DO THIS:
Copy every line of the records below where the word "prproj" occurs.

[Records from a data collection]
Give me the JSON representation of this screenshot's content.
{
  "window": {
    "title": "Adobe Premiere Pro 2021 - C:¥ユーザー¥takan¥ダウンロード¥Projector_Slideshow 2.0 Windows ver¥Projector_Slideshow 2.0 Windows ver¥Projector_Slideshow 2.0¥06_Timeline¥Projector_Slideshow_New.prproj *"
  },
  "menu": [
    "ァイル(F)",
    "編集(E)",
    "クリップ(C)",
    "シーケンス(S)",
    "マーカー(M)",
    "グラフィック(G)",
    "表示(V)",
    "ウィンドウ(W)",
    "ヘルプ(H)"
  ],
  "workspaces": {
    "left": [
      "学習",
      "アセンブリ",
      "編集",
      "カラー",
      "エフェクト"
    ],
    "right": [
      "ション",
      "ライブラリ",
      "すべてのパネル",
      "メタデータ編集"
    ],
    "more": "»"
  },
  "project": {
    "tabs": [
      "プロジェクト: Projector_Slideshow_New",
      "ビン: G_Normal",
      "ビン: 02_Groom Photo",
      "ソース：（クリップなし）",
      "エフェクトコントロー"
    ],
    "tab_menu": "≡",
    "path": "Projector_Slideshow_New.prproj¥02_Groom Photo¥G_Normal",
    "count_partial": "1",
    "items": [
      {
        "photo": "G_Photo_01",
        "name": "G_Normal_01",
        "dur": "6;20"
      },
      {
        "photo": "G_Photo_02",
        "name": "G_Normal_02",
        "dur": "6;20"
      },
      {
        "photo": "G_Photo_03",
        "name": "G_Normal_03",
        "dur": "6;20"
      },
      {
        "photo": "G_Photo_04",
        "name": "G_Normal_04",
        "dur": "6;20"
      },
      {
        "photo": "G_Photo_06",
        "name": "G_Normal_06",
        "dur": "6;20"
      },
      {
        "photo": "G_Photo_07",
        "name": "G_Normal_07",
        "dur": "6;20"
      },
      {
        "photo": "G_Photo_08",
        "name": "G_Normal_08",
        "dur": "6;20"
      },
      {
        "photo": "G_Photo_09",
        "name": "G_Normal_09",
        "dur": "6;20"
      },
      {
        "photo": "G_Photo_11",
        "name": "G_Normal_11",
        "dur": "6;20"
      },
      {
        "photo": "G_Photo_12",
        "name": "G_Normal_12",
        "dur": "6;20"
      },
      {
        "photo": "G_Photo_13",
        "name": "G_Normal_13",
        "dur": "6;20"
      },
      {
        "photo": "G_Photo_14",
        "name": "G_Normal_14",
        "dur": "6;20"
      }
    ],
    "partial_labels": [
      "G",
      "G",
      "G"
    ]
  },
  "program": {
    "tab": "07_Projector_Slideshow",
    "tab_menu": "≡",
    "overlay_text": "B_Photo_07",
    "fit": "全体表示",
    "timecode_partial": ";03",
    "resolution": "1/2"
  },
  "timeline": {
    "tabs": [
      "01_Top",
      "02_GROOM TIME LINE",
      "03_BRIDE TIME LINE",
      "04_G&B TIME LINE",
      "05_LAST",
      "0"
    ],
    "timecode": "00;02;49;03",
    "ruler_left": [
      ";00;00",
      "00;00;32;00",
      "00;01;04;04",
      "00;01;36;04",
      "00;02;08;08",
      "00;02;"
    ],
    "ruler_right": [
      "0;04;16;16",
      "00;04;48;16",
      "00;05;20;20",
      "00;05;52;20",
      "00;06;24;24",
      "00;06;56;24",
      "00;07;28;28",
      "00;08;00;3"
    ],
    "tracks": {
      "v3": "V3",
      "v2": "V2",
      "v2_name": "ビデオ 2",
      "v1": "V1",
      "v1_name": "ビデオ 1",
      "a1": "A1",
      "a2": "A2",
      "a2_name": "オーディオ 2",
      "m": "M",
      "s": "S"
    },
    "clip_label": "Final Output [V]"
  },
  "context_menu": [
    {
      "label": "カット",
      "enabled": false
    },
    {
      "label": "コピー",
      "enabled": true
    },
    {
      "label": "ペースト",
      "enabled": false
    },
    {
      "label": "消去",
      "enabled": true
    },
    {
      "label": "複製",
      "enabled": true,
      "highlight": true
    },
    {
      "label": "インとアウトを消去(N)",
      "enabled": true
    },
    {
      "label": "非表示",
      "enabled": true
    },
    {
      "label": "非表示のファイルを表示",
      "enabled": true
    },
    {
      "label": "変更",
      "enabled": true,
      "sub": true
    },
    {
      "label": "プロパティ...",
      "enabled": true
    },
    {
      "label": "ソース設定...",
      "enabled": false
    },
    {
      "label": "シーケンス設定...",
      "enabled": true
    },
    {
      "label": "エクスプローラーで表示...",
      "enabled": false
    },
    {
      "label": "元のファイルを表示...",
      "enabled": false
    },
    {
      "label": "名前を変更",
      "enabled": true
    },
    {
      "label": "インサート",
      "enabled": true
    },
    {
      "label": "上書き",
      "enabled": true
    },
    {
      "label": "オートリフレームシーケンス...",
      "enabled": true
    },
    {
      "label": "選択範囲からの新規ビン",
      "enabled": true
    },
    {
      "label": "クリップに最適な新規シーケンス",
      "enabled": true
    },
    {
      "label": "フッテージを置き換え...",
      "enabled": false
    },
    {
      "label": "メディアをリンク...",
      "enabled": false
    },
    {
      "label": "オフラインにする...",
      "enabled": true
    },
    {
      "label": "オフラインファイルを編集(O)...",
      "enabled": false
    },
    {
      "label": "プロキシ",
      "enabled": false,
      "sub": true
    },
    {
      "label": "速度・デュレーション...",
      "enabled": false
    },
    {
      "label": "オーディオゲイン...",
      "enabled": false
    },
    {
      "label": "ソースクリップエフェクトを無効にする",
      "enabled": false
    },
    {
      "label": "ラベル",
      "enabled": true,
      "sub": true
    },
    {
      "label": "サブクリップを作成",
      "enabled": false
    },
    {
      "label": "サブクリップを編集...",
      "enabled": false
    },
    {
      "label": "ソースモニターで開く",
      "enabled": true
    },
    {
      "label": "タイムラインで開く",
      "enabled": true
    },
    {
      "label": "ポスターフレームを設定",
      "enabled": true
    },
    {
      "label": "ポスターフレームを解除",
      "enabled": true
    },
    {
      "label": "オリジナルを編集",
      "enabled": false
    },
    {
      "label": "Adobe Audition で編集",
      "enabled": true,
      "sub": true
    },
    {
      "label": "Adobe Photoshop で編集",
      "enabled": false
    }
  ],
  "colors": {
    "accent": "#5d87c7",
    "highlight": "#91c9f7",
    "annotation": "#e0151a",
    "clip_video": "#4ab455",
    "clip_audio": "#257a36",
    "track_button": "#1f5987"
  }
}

THE RESULT:
    "title": "Adobe Premiere Pro 2021 - C:¥ユーザー¥takan¥ダウンロード¥Projector_Slideshow 2.0 Windows ver¥Projector_Slideshow 2.0 Windows ver¥Projector_Slideshow 2.0¥06_Timeline¥Projector_Slideshow_New.prproj *"
    "path": "Projector_Slideshow_New.prproj¥02_Groom Photo¥G_Normal",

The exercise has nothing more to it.